Type out the records that follow, exactly as given.

=== GIVEN DATA ===

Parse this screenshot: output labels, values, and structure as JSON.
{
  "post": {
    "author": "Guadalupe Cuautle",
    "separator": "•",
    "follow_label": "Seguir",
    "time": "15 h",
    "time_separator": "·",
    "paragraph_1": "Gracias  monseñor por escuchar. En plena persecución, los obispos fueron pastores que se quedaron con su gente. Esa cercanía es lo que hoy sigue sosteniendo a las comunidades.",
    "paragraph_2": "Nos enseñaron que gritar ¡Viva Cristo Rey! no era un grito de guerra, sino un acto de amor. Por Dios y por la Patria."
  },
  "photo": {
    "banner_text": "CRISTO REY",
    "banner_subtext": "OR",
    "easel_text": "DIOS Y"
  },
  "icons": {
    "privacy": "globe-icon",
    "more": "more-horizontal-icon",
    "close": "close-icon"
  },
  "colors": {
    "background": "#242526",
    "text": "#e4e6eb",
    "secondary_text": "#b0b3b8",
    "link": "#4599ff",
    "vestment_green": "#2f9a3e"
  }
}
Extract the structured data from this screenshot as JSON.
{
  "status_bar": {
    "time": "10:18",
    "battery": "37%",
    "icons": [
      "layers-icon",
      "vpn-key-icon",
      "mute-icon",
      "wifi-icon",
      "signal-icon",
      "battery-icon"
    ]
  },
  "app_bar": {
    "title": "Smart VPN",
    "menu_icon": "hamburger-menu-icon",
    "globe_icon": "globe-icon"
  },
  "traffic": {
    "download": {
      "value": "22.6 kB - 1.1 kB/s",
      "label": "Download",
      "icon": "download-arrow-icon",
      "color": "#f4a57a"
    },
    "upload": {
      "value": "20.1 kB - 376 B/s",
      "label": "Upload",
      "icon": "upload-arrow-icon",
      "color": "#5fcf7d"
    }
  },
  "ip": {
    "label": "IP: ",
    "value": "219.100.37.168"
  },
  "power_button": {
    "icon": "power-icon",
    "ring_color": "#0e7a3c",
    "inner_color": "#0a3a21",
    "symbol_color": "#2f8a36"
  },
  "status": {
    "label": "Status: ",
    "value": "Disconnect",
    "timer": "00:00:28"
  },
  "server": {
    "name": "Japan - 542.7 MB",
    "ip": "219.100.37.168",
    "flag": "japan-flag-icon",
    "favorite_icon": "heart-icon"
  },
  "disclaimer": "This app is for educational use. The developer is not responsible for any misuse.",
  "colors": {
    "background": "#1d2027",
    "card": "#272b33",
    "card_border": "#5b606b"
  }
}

===

**SOLUTION FOR THIS EXERCISE**
Parse this screenshot: output labels, values, and structure as JSON.
{
  "post": {
    "author": "Guadalupe Cuautle",
    "separator": "•",
    "follow_label": "Seguir",
    "time": "15 h",
    "time_separator": "·",
    "paragraph_1": "Gracias  monseñor por escuchar. En plena persecución, los obispos fueron pastores que se quedaron con su gente. Esa cercanía es lo que hoy sigue sosteniendo a las comunidades.",
    "paragraph_2": "Nos enseñaron que gritar ¡Viva Cristo Rey! no era un grito de guerra, sino un acto de amor. Por Dios y por la Patria."
  },
  "photo": {
    "banner_text": "CRISTO REY",
    "banner_subtext": "OR",
    "easel_text": "DIOS Y"
  },
  "icons": {
    "privacy": "globe-icon",
    "more": "more-horizontal-icon",
    "close": "close-icon"
  },
  "colors": {
    "background": "#242526",
    "text": "#e4e6eb",
    "secondary_text": "#b0b3b8",
    "link": "#4599ff",
    "vestment_green": "#2f9a3e"
  }
}
Extract the structured data from this screenshot as JSON.
{
  "status_bar": {
    "time": "10:18",
    "battery": "37%",
    "icons": [
      "layers-icon",
      "vpn-key-icon",
      "mute-icon",
      "wifi-icon",
      "signal-icon",
      "battery-icon"
    ]
  },
  "app_bar": {
    "title": "Smart VPN",
    "menu_icon": "hamburger-menu-icon",
    "globe_icon": "globe-icon"
  },
  "traffic": {
    "download": {
      "value": "22.6 kB - 1.1 kB/s",
      "label": "Download",
      "icon": "download-arrow-icon",
      "color": "#f4a57a"
    },
    "upload": {
      "value": "20.1 kB - 376 B/s",
      "label": "Upload",
      "icon": "upload-arrow-icon",
      "color": "#5fcf7d"
    }
  },
  "ip": {
    "label": "IP: ",
    "value": "219.100.37.168"
  },
  "power_button": {
    "icon": "power-icon",
    "ring_color": "#0e7a3c",
    "inner_color": "#0a3a21",
    "symbol_color": "#2f8a36"
  },
  "status": {
    "label": "Status: ",
    "value": "Disconnect",
    "timer": "00:00:28"
  },
  "server": {
    "name": "Japan - 542.7 MB",
    "ip": "219.100.37.168",
    "flag": "japan-flag-icon",
    "favorite_icon": "heart-icon"
  },
  "disclaimer": "This app is for educational use. The developer is not responsible for any misuse.",
  "colors": {
    "background": "#1d2027",
    "card": "#272b33",
    "card_border": "#5b606b"
  }
}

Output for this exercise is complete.